▶ _Request_
Each entry below should be echoed exactly, with pictures omitted.

▶ _Material for this exercise_
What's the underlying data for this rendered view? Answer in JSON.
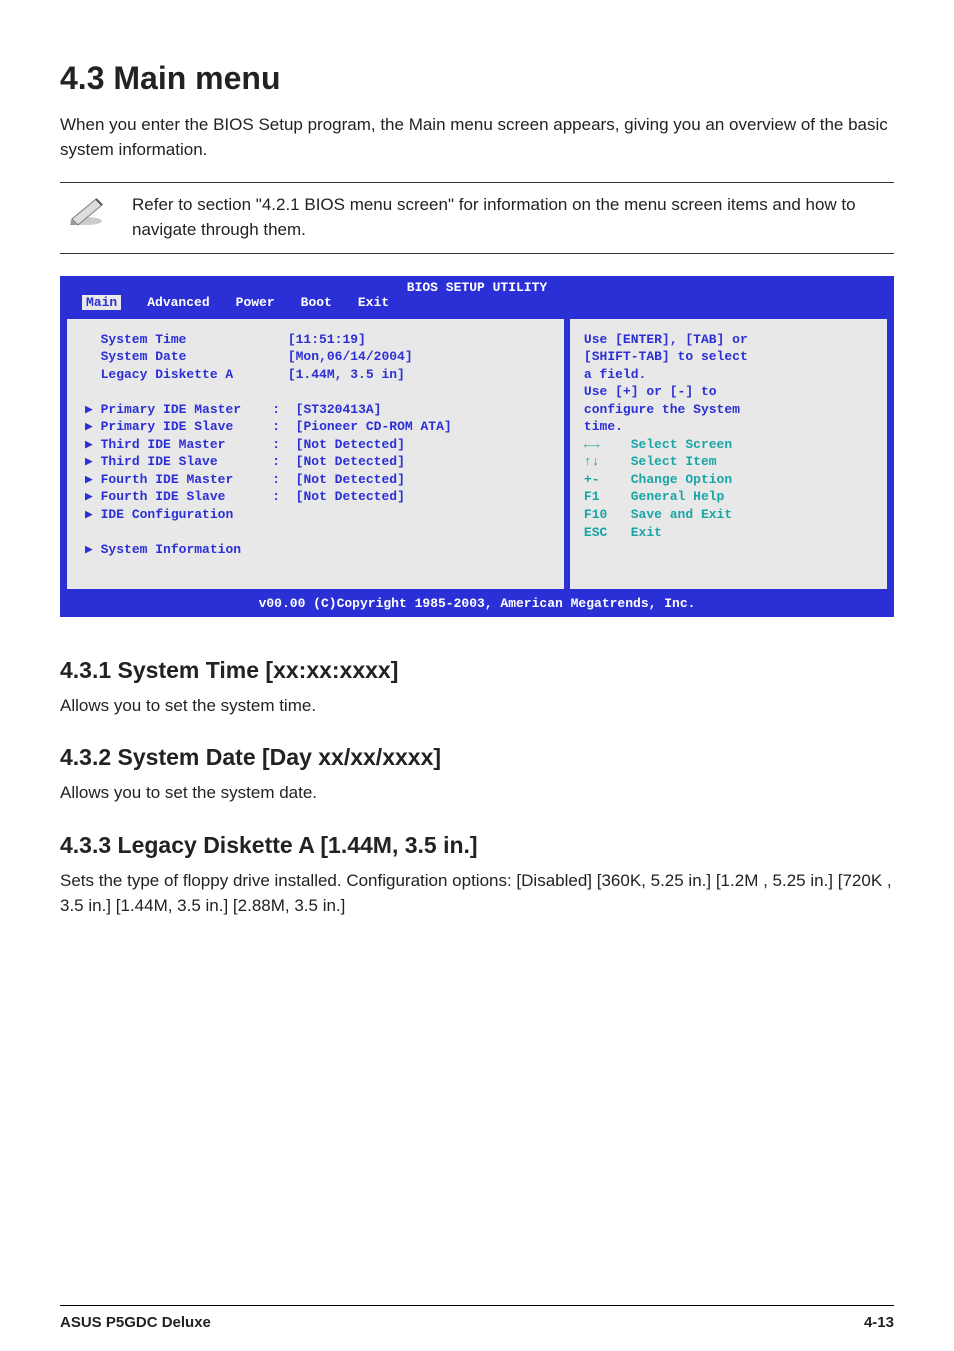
{
  "title": "4.3    Main menu",
  "intro": "When you enter the BIOS Setup program, the Main menu screen appears, giving you an overview of the basic system information.",
  "note": "Refer to section \"4.2.1  BIOS menu screen\" for information on the menu screen items and how to navigate through them.",
  "bios": {
    "header": "BIOS SETUP UTILITY",
    "menus": [
      "Main",
      "Advanced",
      "Power",
      "Boot",
      "Exit"
    ],
    "selected_menu": "Main",
    "left": {
      "system_time_label": "System Time",
      "system_time_value": "[11:51:19]",
      "system_date_label": "System Date",
      "system_date_value": "[Mon,06/14/2004]",
      "legacy_label": "Legacy Diskette A",
      "legacy_value": "[1.44M, 3.5 in]",
      "rows": [
        {
          "label": "Primary IDE Master",
          "value": "[ST320413A]"
        },
        {
          "label": "Primary IDE Slave",
          "value": "[Pioneer CD-ROM ATA]"
        },
        {
          "label": "Third IDE Master",
          "value": "[Not Detected]"
        },
        {
          "label": "Third IDE Slave",
          "value": "[Not Detected]"
        },
        {
          "label": "Fourth IDE Master",
          "value": "[Not Detected]"
        },
        {
          "label": "Fourth IDE Slave",
          "value": "[Not Detected]"
        }
      ],
      "ide_config": "IDE Configuration",
      "sys_info": "System Information"
    },
    "right": {
      "tip1a": "Use [ENTER], [TAB] or",
      "tip1b": "[SHIFT-TAB] to select",
      "tip1c": "a field.",
      "tip2a": "Use [+] or [-] to",
      "tip2b": "configure the System",
      "tip2c": "time.",
      "keys": [
        {
          "k": "←→",
          "l": "Select Screen"
        },
        {
          "k": "↑↓",
          "l": "Select Item"
        },
        {
          "k": "+-",
          "l": "Change Option"
        },
        {
          "k": "F1",
          "l": "General Help"
        },
        {
          "k": "F10",
          "l": "Save and Exit"
        },
        {
          "k": "ESC",
          "l": "Exit"
        }
      ]
    },
    "footer": "v00.00 (C)Copyright 1985-2003, American Megatrends, Inc."
  },
  "s431_title": "4.3.1   System Time [xx:xx:xxxx]",
  "s431_text": "Allows you to set the system time.",
  "s432_title": "4.3.2   System Date [Day xx/xx/xxxx]",
  "s432_text": "Allows you to set the system date.",
  "s433_title": "4.3.3   Legacy Diskette A [1.44M, 3.5 in.]",
  "s433_text": "Sets the type of floppy drive installed. Configuration options: [Disabled] [360K, 5.25 in.] [1.2M , 5.25 in.] [720K , 3.5 in.] [1.44M, 3.5 in.] [2.88M, 3.5 in.]",
  "footer_left": "ASUS P5GDC Deluxe",
  "footer_right": "4-13"
}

▶ _Task result_
What's the underlying data for this rendered view? Answer in JSON.
{
  "title": "4.3    Main menu",
  "intro": "When you enter the BIOS Setup program, the Main menu screen appears, giving you an overview of the basic system information.",
  "note": "Refer to section \"4.2.1  BIOS menu screen\" for information on the menu screen items and how to navigate through them.",
  "bios": {
    "header": "BIOS SETUP UTILITY",
    "menus": [
      "Main",
      "Advanced",
      "Power",
      "Boot",
      "Exit"
    ],
    "selected_menu": "Main",
    "left": {
      "system_time_label": "System Time",
      "system_time_value": "[11:51:19]",
      "system_date_label": "System Date",
      "system_date_value": "[Mon,06/14/2004]",
      "legacy_label": "Legacy Diskette A",
      "legacy_value": "[1.44M, 3.5 in]",
      "rows": [
        {
          "label": "Primary IDE Master",
          "value": "[ST320413A]"
        },
        {
          "label": "Primary IDE Slave",
          "value": "[Pioneer CD-ROM ATA]"
        },
        {
          "label": "Third IDE Master",
          "value": "[Not Detected]"
        },
        {
          "label": "Third IDE Slave",
          "value": "[Not Detected]"
        },
        {
          "label": "Fourth IDE Master",
          "value": "[Not Detected]"
        },
        {
          "label": "Fourth IDE Slave",
          "value": "[Not Detected]"
        }
      ],
      "ide_config": "IDE Configuration",
      "sys_info": "System Information"
    },
    "right": {
      "tip1a": "Use [ENTER], [TAB] or",
      "tip1b": "[SHIFT-TAB] to select",
      "tip1c": "a field.",
      "tip2a": "Use [+] or [-] to",
      "tip2b": "configure the System",
      "tip2c": "time.",
      "keys": [
        {
          "k": "←→",
          "l": "Select Screen"
        },
        {
          "k": "↑↓",
          "l": "Select Item"
        },
        {
          "k": "+-",
          "l": "Change Option"
        },
        {
          "k": "F1",
          "l": "General Help"
        },
        {
          "k": "F10",
          "l": "Save and Exit"
        },
        {
          "k": "ESC",
          "l": "Exit"
        }
      ]
    },
    "footer": "v00.00 (C)Copyright 1985-2003, American Megatrends, Inc."
  },
  "s431_title": "4.3.1   System Time [xx:xx:xxxx]",
  "s431_text": "Allows you to set the system time.",
  "s432_title": "4.3.2   System Date [Day xx/xx/xxxx]",
  "s432_text": "Allows you to set the system date.",
  "s433_title": "4.3.3   Legacy Diskette A [1.44M, 3.5 in.]",
  "s433_text": "Sets the type of floppy drive installed. Configuration options: [Disabled] [360K, 5.25 in.] [1.2M , 5.25 in.] [720K , 3.5 in.] [1.44M, 3.5 in.] [2.88M, 3.5 in.]",
  "footer_left": "ASUS P5GDC Deluxe",
  "footer_right": "4-13"
}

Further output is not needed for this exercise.